** EXERCISE **
What lines of the data include the string "this"? Copy them all.

** GIVEN DATA **
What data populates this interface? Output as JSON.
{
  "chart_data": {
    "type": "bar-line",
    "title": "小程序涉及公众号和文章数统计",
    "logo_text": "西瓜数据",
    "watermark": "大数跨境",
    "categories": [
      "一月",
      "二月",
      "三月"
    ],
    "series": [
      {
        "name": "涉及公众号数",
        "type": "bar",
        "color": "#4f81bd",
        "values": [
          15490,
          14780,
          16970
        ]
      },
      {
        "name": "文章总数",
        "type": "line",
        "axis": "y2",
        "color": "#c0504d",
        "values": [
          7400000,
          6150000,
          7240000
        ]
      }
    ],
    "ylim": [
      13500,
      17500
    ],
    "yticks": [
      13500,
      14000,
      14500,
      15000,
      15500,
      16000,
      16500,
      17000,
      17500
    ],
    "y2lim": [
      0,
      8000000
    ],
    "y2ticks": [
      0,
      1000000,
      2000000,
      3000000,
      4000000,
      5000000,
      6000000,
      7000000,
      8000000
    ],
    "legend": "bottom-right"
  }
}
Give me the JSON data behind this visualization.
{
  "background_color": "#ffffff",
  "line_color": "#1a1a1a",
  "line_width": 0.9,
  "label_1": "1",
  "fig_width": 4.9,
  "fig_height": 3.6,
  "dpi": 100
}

** WRITTEN RESPONSE **
What data populates this interface? Output as JSON.
Give me the JSON data behind this visualization.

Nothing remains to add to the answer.